Restate, word for word, every line of the data.
>> Start
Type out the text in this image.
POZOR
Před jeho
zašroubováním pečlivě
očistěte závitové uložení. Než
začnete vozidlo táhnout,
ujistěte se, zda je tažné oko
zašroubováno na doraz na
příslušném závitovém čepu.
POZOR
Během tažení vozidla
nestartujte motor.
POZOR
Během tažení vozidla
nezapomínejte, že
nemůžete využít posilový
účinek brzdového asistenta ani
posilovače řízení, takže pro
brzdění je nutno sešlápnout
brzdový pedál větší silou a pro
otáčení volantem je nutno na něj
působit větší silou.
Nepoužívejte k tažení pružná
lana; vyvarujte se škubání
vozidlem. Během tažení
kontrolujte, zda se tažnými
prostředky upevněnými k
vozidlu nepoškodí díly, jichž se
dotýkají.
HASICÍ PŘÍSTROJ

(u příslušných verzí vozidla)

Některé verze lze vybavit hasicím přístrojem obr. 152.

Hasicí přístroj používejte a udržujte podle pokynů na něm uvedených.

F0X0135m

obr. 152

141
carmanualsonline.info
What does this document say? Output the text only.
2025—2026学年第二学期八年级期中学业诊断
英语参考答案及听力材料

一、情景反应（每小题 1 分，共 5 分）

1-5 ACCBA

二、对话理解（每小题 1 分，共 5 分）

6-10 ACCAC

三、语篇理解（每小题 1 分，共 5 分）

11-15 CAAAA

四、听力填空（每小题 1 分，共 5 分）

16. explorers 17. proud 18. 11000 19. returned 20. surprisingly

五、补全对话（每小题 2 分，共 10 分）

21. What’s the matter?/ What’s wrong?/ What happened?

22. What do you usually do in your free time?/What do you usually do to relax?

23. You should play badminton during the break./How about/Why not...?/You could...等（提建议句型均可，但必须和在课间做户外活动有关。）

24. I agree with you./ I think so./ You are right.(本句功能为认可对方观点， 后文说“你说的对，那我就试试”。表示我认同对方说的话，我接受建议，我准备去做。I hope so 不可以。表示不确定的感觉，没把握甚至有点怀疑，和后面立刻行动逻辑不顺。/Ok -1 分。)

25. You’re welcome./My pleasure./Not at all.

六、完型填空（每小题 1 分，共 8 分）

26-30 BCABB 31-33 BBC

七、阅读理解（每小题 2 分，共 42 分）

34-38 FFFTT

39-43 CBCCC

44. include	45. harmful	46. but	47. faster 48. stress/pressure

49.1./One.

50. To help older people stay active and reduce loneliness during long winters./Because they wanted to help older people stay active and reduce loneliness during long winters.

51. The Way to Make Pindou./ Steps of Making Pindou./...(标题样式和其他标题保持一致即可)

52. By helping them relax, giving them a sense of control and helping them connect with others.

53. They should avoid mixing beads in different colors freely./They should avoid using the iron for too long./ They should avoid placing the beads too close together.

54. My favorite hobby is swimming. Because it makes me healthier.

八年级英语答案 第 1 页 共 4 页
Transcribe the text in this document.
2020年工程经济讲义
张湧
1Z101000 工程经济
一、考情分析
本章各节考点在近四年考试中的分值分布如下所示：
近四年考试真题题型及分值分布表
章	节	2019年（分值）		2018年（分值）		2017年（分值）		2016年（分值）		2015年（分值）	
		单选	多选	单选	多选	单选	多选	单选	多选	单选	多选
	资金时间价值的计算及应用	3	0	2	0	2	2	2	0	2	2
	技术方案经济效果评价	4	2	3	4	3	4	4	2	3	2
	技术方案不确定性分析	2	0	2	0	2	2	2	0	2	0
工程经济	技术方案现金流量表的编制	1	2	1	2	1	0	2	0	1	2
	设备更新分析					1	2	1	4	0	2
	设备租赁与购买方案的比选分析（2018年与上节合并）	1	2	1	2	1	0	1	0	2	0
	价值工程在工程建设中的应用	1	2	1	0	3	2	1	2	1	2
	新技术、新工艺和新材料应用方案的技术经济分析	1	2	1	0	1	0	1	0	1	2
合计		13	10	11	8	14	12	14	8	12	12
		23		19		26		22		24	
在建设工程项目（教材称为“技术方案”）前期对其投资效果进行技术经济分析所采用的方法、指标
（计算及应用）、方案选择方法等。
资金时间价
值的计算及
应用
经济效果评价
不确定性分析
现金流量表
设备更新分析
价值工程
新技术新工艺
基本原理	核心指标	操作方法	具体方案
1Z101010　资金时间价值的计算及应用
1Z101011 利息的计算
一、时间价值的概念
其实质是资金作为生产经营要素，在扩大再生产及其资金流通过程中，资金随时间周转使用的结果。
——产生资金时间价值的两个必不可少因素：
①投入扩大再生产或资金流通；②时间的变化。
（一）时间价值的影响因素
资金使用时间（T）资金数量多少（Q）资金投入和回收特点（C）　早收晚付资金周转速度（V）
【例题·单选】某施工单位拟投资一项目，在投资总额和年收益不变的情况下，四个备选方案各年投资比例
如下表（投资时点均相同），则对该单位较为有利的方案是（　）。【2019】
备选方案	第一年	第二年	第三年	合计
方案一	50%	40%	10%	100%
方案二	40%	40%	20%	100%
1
>> End
◆ Task response ◆
Type out the text in this image.
POZOR
Před jeho
zašroubováním pečlivě
očistěte závitové uložení. Než
začnete vozidlo táhnout,
ujistěte se, zda je tažné oko
zašroubováno na doraz na
příslušném závitovém čepu.
POZOR
Během tažení vozidla
nestartujte motor.
POZOR
Během tažení vozidla
nezapomínejte, že
nemůžete využít posilový
účinek brzdového asistenta ani
posilovače řízení, takže pro
brzdění je nutno sešlápnout
brzdový pedál větší silou a pro
otáčení volantem je nutno na něj
působit větší silou.
Nepoužívejte k tažení pružná
lana; vyvarujte se škubání
vozidlem. Během tažení
kontrolujte, zda se tažnými
prostředky upevněnými k
vozidlu nepoškodí díly, jichž se
dotýkají.
HASICÍ PŘÍSTROJ

(u příslušných verzí vozidla)

Některé verze lze vybavit hasicím přístrojem obr. 152.

Hasicí přístroj používejte a udržujte podle pokynů na něm uvedených.

F0X0135m

obr. 152

141
carmanualsonline.info
What does this document say? Output the text only.
2025—2026学年第二学期八年级期中学业诊断
英语参考答案及听力材料

一、情景反应（每小题 1 分，共 5 分）

1-5 ACCBA

二、对话理解（每小题 1 分，共 5 分）

6-10 ACCAC

三、语篇理解（每小题 1 分，共 5 分）

11-15 CAAAA

四、听力填空（每小题 1 分，共 5 分）

16. explorers 17. proud 18. 11000 19. returned 20. surprisingly

五、补全对话（每小题 2 分，共 10 分）

21. What’s the matter?/ What’s wrong?/ What happened?

22. What do you usually do in your free time?/What do you usually do to relax?

23. You should play badminton during the break./How about/Why not...?/You could...等（提建议句型均可，但必须和在课间做户外活动有关。）

24. I agree with you./ I think so./ You are right.(本句功能为认可对方观点， 后文说“你说的对，那我就试试”。表示我认同对方说的话，我接受建议，我准备去做。I hope so 不可以。表示不确定的感觉，没把握甚至有点怀疑，和后面立刻行动逻辑不顺。/Ok -1 分。)

25. You’re welcome./My pleasure./Not at all.

六、完型填空（每小题 1 分，共 8 分）

26-30 BCABB 31-33 BBC

七、阅读理解（每小题 2 分，共 42 分）

34-38 FFFTT

39-43 CBCCC

44. include	45. harmful	46. but	47. faster 48. stress/pressure

49.1./One.

50. To help older people stay active and reduce loneliness during long winters./Because they wanted to help older people stay active and reduce loneliness during long winters.

51. The Way to Make Pindou./ Steps of Making Pindou./...(标题样式和其他标题保持一致即可)

52. By helping them relax, giving them a sense of control and helping them connect with others.

53. They should avoid mixing beads in different colors freely./They should avoid using the iron for too long./ They should avoid placing the beads too close together.

54. My favorite hobby is swimming. Because it makes me healthier.

八年级英语答案 第 1 页 共 4 页
Transcribe the text in this document.
2020年工程经济讲义
张湧
1Z101000 工程经济
一、考情分析
本章各节考点在近四年考试中的分值分布如下所示：
近四年考试真题题型及分值分布表
章	节	2019年（分值）		2018年（分值）		2017年（分值）		2016年（分值）		2015年（分值）	
		单选	多选	单选	多选	单选	多选	单选	多选	单选	多选
	资金时间价值的计算及应用	3	0	2	0	2	2	2	0	2	2
	技术方案经济效果评价	4	2	3	4	3	4	4	2	3	2
	技术方案不确定性分析	2	0	2	0	2	2	2	0	2	0
工程经济	技术方案现金流量表的编制	1	2	1	2	1	0	2	0	1	2
	设备更新分析					1	2	1	4	0	2
	设备租赁与购买方案的比选分析（2018年与上节合并）	1	2	1	2	1	0	1	0	2	0
	价值工程在工程建设中的应用	1	2	1	0	3	2	1	2	1	2
	新技术、新工艺和新材料应用方案的技术经济分析	1	2	1	0	1	0	1	0	1	2
合计		13	10	11	8	14	12	14	8	12	12
		23		19		26		22		24	
在建设工程项目（教材称为“技术方案”）前期对其投资效果进行技术经济分析所采用的方法、指标
（计算及应用）、方案选择方法等。
资金时间价
值的计算及
应用
经济效果评价
不确定性分析
现金流量表
设备更新分析
价值工程
新技术新工艺
基本原理	核心指标	操作方法	具体方案
1Z101010　资金时间价值的计算及应用
1Z101011 利息的计算
一、时间价值的概念
其实质是资金作为生产经营要素，在扩大再生产及其资金流通过程中，资金随时间周转使用的结果。
——产生资金时间价值的两个必不可少因素：
①投入扩大再生产或资金流通；②时间的变化。
（一）时间价值的影响因素
资金使用时间（T）资金数量多少（Q）资金投入和回收特点（C）　早收晚付资金周转速度（V）
【例题·单选】某施工单位拟投资一项目，在投资总额和年收益不变的情况下，四个备选方案各年投资比例
如下表（投资时点均相同），则对该单位较为有利的方案是（　）。【2019】
备选方案	第一年	第二年	第三年	合计
方案一	50%	40%	10%	100%
方案二	40%	40%	20%	100%
1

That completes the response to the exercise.